> _Task goal_: Give a verbatim copy of the lines below, minus the pictures.

[Dataset rows]
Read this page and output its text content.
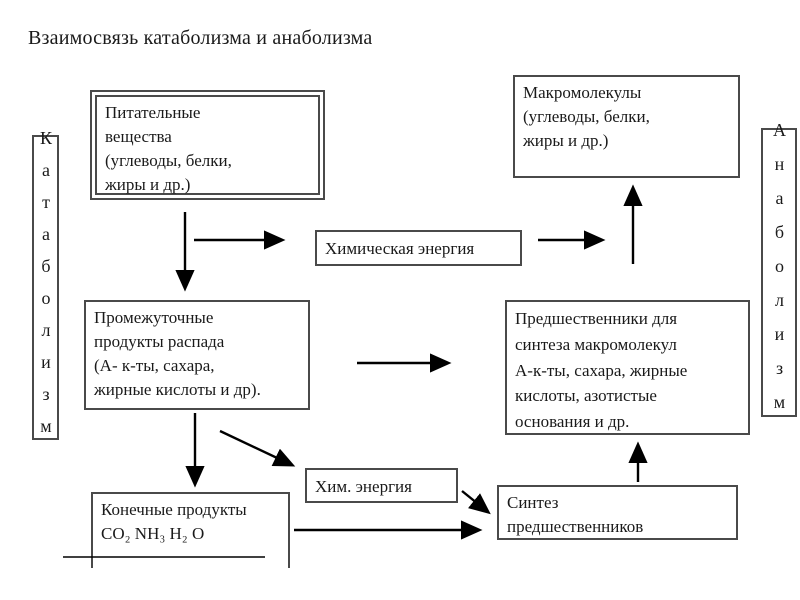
Взаимосвязь катаболизма и анаболизма
Катаболизм	Анаболизм
Питательные
вещества
(углеводы, белки,
жиры и др.)
Макромолекулы
(углеводы, белки,
жиры и др.)
Химическая энергия
Промежуточные
продукты распада
(А- к-ты, сахара,
жирные кислоты и др).
Предшественники для
синтеза макромолекул
А-к-ты, сахара, жирные
кислоты, азотистые
основания и др.
Хим. энергия
Конечные продукты
CO₂ NH₃ H₂ O
Синтез
предшественников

> _Final result_:
Read this page and output its text content.
Взаимосвязь катаболизма и анаболизма
Катаболизм	Анаболизм
Питательные
вещества
(углеводы, белки,
жиры и др.)
Макромолекулы
(углеводы, белки,
жиры и др.)
Химическая энергия
Промежуточные
продукты распада
(А- к-ты, сахара,
жирные кислоты и др).
Предшественники для
синтеза макромолекул
А-к-ты, сахара, жирные
кислоты, азотистые
основания и др.
Хим. энергия
Конечные продукты
CO₂ NH₃ H₂ O
Синтез
предшественников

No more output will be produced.